I've been messing with this project off and on for about six months. So for it's been a real problem solver, and I'm very thankful to be using it. But, there is one giant elephant in the room kind of issue that has not yet been addressed, the page cache.
I have a separate issue created that contains a fork of the project able to disable the page cache and serve the right version of the site to visitors. But, that isn't the same as working with page cache.
I'd like to start a dialog, and invite the cache developers, to discuss ways potentially new ways to cache pages. In this module's use case, we eventually will need a cached version of the default theme, and the mobile theme. Other modules may eventually need to cache even more versions of the page for other use cases.
Gentleman, let's make some magic happen.
Comments
Comment #1
lance.gliser commentedCreated a new issue in the drupal core to hopefully open us a way to have flexible page caching... someday. #1302982: Mobile Theme and Page Cache
Comment #2
robloachHe'd have to either have a little JavaScript to trigger the switch, or have a Mobile|Desktop switch, or both.
Comment #3
SandraL commentedI don't want to create a new issue for this, but it would be very helpful to have a mention of this on the main project page. You know, something nice and subtle, like "WARNING: This module does not work with caching turned on!" ;)
As most people develop sites with caching mostly turned off, then turn it on closer to release time, a bit of warning could save a lot of trouble later.
Lance, I'm going to give your code fork a try. Thanks.
Comment #4
nielsvm commentedHi guys,
I think that the recent post of Crell regarding the WSCCI activities in core
might solve this problem in the future: http://groups.drupal.org/node/198538.
When Drupal would be running on Symfony's HttpKernel we could easily
declare a dispatcher that does the mobile detection and map a special
request controller to it. The cool thing here is that every controller could
implement the caching differently and therefore we could easily make a
distinction between mobile/notmobile and process the request based on that.

## Required work
a) In the page cache discussion, which two versions of the page does the opening post say this module will eventually need cached?
b) List every user who posted a numbered comment in the page cache discussion.
c) Reproduce the part of the page cache discussion that opens with the words containing "I've been messing" and closes with "with page cache.".

## Document understanding data
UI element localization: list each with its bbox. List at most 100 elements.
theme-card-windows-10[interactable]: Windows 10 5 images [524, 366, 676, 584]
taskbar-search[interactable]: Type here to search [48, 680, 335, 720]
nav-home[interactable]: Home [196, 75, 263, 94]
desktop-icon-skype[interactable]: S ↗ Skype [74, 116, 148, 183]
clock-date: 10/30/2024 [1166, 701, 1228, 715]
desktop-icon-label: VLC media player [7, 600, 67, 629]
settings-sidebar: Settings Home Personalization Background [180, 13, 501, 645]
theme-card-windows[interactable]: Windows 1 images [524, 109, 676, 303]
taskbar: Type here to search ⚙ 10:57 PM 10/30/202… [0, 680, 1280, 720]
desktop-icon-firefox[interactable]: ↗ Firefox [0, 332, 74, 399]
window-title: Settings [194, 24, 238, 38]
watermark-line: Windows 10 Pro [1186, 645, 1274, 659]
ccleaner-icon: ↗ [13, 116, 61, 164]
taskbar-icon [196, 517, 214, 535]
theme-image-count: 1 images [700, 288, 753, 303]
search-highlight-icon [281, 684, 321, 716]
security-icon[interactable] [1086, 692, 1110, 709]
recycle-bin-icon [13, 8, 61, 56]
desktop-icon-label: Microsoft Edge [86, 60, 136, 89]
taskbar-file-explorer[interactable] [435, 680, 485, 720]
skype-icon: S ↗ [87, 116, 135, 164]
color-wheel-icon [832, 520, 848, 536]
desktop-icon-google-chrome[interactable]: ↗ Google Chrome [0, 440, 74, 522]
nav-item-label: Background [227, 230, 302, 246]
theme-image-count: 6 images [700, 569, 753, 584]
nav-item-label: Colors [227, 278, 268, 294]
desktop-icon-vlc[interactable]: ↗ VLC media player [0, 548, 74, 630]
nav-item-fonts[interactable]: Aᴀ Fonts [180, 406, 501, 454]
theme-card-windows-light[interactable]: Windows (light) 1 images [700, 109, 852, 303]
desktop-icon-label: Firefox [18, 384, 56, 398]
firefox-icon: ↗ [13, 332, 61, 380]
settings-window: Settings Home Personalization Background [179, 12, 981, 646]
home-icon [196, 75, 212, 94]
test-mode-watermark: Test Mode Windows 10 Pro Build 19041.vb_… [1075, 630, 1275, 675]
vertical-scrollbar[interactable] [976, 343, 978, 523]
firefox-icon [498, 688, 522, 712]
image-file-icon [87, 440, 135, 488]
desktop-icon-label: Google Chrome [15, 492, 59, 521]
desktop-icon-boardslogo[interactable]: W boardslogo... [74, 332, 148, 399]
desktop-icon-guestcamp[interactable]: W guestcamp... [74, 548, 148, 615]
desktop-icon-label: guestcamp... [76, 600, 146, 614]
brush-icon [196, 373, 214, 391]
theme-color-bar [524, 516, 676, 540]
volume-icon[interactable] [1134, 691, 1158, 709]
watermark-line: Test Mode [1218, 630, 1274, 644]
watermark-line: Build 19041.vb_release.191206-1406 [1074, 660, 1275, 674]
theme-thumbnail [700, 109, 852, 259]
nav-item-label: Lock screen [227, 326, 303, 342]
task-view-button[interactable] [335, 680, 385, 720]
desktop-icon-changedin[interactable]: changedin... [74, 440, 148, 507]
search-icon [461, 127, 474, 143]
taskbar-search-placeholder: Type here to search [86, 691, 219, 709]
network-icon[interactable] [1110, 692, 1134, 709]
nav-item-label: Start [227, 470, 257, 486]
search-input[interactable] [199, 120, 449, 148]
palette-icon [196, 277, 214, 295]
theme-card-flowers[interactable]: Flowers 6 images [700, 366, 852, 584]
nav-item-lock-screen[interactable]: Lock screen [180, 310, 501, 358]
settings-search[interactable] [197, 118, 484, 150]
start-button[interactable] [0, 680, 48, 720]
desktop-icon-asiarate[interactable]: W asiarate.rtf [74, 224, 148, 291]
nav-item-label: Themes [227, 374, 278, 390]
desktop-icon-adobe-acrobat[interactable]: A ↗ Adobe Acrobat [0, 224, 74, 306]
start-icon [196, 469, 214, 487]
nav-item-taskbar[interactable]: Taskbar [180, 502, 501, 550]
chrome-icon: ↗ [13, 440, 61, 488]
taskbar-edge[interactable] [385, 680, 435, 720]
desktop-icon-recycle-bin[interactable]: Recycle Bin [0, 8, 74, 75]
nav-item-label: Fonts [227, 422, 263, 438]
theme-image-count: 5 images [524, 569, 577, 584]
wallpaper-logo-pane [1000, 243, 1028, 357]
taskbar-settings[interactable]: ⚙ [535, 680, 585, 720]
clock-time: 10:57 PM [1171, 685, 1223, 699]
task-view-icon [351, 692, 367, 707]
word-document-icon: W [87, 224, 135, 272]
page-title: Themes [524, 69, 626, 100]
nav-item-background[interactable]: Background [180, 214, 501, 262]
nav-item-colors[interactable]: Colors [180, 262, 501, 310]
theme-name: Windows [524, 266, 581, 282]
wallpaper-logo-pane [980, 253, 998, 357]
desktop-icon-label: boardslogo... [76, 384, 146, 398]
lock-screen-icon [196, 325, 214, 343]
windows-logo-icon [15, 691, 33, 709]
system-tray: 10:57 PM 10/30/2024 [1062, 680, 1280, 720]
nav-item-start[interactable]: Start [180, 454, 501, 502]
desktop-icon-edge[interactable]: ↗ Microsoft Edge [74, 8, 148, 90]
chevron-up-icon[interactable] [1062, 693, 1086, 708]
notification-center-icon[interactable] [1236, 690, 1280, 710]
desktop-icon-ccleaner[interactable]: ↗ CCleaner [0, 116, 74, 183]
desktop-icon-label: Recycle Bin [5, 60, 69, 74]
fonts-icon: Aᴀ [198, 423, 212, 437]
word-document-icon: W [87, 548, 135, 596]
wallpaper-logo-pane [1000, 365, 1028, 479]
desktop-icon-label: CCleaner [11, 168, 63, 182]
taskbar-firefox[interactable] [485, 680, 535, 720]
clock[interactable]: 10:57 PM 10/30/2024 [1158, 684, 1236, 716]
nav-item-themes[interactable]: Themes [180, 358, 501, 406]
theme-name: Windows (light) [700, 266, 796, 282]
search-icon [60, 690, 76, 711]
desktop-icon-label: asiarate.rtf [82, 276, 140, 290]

## Expected outputs
a) A cached version of the default theme and one of the mobile theme.

b) lance.gliser, robloach, SandraL, nielsvm

c)
I've been messing with this project off and on for about six months. So for it's been a real problem solver, and I'm very thankful to be using it. But, there is one giant elephant in the room kind of issue that has not yet been addressed, the page cache.
I have a separate issue created that contains a fork of the project able to disable the page cache and serve the right version of the site to visitors. But, that isn't the same as working with page cache.